▶ AIM: Do any lines in the data below contain "поселения"? If so, copy every one of them.

▶ ENTRIES SHOWN:
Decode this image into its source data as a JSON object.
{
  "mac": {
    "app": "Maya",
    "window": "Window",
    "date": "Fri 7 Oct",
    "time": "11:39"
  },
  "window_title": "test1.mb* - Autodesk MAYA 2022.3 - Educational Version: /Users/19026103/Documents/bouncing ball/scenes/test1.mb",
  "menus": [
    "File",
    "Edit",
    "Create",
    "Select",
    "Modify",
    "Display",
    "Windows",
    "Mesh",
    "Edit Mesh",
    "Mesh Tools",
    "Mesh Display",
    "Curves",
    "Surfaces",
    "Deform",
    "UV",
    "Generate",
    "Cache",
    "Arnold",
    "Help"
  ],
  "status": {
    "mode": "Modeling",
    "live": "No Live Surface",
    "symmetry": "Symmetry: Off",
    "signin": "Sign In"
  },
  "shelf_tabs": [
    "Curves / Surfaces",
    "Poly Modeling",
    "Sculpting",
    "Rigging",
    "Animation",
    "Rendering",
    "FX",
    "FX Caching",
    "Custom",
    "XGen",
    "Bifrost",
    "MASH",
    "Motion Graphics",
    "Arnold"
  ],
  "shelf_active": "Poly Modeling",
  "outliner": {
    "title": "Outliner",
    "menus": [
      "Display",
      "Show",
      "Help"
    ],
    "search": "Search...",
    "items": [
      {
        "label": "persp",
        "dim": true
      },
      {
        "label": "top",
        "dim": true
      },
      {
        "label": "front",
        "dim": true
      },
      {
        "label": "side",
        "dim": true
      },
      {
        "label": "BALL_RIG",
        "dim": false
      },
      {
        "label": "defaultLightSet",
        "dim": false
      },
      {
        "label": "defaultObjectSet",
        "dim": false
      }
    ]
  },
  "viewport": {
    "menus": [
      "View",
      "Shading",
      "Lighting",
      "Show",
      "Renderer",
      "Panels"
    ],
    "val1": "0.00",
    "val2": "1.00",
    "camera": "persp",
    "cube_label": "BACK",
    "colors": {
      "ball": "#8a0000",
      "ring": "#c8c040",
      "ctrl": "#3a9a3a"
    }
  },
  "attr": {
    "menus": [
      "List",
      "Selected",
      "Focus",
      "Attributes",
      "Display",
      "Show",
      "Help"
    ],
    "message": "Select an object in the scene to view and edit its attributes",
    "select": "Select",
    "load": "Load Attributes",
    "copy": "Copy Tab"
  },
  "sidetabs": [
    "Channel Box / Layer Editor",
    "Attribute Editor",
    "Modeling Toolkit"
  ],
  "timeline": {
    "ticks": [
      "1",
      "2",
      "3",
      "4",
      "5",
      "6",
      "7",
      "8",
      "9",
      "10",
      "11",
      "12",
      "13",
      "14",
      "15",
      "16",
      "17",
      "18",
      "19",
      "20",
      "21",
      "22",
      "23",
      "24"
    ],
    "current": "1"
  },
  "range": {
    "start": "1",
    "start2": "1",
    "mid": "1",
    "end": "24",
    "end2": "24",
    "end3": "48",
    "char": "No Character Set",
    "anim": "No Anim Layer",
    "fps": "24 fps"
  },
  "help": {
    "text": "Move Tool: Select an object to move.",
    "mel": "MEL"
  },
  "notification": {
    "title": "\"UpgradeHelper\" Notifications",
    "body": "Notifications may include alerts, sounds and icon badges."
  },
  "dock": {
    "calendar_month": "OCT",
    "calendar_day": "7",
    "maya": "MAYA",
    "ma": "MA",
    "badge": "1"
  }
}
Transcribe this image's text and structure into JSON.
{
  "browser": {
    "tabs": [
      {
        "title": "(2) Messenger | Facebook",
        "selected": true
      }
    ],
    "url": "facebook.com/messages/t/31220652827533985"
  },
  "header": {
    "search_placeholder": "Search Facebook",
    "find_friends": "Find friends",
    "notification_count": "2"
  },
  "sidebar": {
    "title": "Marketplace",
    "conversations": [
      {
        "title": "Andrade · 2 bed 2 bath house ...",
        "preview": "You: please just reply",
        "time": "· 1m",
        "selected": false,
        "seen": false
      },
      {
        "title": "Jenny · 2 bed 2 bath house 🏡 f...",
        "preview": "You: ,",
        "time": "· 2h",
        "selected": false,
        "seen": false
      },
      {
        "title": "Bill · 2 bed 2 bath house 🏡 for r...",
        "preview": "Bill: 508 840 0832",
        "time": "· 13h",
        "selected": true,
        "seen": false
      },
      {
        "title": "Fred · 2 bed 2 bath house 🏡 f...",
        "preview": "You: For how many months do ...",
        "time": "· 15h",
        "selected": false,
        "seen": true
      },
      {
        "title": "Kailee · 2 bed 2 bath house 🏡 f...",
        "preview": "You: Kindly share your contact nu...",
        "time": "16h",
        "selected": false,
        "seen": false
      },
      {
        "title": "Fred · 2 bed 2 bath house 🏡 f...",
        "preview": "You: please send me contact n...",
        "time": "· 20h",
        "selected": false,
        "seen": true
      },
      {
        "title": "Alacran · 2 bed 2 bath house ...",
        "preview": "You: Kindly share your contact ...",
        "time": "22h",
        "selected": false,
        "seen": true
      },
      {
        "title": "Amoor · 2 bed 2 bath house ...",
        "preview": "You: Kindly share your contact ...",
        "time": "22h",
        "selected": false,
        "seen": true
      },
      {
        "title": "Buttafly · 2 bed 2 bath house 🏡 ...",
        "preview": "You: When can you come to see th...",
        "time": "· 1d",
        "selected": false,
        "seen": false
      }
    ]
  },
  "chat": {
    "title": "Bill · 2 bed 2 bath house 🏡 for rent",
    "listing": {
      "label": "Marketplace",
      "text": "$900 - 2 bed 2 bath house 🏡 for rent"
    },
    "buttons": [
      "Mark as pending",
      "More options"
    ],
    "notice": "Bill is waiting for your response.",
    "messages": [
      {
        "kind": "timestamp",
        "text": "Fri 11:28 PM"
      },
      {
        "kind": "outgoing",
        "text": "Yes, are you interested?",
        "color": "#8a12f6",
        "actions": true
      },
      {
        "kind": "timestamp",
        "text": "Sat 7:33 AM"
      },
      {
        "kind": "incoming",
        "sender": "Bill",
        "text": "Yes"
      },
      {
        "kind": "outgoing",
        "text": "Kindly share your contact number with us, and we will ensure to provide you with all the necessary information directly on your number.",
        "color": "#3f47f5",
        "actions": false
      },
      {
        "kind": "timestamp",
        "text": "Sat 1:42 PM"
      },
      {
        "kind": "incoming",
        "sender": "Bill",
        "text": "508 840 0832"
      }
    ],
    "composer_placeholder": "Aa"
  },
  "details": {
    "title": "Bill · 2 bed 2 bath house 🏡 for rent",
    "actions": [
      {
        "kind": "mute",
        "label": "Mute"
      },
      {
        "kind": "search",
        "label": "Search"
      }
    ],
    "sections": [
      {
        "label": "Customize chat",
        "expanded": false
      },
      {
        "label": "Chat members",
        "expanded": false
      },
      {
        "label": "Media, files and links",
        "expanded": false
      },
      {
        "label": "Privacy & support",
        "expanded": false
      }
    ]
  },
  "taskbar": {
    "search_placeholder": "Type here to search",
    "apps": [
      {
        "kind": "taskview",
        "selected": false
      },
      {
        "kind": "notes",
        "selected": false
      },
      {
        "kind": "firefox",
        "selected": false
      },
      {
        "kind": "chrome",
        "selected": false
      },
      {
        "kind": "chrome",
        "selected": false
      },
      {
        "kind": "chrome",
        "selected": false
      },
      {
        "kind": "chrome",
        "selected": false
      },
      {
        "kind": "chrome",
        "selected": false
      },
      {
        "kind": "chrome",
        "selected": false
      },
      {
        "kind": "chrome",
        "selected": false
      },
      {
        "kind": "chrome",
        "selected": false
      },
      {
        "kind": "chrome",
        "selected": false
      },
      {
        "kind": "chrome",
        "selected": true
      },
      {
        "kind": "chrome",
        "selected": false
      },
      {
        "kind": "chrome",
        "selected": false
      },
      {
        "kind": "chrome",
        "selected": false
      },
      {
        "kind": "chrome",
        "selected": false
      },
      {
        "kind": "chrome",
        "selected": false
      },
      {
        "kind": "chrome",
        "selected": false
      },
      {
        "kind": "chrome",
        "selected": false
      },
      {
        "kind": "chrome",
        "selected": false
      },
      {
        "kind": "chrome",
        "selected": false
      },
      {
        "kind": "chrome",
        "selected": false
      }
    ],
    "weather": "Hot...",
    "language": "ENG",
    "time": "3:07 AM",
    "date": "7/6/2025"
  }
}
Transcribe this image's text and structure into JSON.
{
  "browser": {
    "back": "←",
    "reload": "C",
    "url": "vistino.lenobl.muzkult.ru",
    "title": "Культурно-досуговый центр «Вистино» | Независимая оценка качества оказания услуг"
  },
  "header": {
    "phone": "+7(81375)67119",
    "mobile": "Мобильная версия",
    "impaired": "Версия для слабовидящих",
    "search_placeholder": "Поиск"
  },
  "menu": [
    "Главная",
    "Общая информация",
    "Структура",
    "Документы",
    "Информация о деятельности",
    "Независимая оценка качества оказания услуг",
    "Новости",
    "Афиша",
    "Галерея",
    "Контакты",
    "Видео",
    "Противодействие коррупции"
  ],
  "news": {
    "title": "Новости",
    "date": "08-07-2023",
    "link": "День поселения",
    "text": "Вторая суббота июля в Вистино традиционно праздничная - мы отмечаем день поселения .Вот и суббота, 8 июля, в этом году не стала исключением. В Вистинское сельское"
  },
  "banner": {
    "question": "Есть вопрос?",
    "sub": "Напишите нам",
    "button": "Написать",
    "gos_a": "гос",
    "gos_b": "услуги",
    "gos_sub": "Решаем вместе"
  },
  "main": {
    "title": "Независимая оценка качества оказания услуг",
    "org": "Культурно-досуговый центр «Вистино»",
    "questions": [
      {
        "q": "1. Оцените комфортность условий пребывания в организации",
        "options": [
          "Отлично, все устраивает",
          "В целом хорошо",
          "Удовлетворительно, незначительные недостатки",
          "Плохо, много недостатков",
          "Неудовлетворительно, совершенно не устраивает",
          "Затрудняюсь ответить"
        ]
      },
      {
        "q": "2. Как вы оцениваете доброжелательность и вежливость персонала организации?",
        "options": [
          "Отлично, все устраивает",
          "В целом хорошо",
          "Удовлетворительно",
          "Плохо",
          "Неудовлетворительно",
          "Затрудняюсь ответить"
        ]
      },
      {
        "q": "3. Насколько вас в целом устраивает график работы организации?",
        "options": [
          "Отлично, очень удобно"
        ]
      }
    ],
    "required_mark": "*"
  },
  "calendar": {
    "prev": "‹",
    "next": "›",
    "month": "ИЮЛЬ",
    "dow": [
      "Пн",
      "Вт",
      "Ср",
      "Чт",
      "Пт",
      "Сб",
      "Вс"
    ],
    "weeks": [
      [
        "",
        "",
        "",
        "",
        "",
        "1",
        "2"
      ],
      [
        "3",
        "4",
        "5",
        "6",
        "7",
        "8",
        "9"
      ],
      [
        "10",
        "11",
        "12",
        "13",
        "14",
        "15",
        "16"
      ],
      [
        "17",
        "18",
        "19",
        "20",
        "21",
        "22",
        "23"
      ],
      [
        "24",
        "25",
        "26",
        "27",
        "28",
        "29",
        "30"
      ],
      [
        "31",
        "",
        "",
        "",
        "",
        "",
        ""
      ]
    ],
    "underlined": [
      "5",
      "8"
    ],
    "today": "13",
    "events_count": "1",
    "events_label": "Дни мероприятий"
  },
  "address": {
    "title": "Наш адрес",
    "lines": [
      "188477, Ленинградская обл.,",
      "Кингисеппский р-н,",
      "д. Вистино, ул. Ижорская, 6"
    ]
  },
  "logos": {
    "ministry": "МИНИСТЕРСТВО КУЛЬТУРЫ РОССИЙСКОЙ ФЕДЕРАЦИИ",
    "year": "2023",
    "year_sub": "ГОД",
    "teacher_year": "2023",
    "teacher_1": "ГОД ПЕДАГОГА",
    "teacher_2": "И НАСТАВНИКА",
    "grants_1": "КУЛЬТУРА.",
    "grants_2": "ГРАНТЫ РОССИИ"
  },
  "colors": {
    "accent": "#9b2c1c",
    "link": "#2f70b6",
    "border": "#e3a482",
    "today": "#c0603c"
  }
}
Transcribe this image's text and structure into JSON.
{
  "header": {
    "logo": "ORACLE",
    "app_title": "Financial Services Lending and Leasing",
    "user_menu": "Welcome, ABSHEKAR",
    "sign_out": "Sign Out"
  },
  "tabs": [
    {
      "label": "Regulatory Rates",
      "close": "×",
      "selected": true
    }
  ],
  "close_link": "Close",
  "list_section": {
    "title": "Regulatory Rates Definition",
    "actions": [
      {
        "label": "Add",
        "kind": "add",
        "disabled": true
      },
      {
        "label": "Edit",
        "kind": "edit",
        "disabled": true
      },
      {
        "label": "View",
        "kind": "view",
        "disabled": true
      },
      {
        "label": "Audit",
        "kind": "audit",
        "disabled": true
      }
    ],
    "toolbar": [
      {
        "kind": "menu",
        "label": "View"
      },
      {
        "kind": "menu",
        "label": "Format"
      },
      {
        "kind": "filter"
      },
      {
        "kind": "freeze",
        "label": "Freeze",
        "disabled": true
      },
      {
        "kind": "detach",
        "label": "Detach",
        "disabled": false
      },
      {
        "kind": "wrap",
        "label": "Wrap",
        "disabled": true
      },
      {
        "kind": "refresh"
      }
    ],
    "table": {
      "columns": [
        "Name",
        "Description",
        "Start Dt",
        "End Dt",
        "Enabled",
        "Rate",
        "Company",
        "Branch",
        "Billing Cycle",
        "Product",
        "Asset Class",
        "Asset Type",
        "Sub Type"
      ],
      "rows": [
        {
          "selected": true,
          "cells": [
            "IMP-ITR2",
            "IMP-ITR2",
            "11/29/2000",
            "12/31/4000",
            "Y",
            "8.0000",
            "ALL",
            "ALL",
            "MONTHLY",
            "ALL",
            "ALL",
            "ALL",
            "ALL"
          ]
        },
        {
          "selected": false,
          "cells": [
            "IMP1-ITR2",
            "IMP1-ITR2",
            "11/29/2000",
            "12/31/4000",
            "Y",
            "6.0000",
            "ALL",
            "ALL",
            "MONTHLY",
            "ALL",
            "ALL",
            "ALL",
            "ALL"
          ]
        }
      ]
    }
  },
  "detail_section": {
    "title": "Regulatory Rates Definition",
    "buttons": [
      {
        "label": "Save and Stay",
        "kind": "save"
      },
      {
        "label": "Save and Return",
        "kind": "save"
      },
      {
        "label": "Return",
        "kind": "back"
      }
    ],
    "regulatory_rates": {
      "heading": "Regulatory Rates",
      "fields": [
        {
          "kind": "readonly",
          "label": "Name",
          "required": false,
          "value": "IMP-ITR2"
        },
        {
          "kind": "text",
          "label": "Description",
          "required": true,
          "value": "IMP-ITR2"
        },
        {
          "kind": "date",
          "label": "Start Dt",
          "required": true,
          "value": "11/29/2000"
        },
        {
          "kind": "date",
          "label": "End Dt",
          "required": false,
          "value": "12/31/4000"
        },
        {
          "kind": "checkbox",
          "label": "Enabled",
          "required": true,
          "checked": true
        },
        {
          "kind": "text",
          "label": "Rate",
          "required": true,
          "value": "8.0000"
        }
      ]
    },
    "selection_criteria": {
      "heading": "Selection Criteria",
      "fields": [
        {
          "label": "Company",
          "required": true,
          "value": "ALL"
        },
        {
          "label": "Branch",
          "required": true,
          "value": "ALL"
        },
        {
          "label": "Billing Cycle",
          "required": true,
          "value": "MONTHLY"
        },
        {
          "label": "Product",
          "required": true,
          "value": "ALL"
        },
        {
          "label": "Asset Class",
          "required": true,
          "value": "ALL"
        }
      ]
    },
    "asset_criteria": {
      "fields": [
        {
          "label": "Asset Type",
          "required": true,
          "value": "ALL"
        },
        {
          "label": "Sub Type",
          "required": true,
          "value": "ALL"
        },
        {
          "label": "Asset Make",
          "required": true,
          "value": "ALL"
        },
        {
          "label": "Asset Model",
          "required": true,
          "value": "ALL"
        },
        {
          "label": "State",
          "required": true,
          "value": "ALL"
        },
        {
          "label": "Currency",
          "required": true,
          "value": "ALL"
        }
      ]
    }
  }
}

▶ ANSWER TO THIS TASK:
    "link": "День поселения",
    "text": "Вторая суббота июля в Вистино традиционно праздничная - мы отмечаем день поселения .Вот и суббота, 8 июля, в этом году не стала исключением. В Вистинское сельское"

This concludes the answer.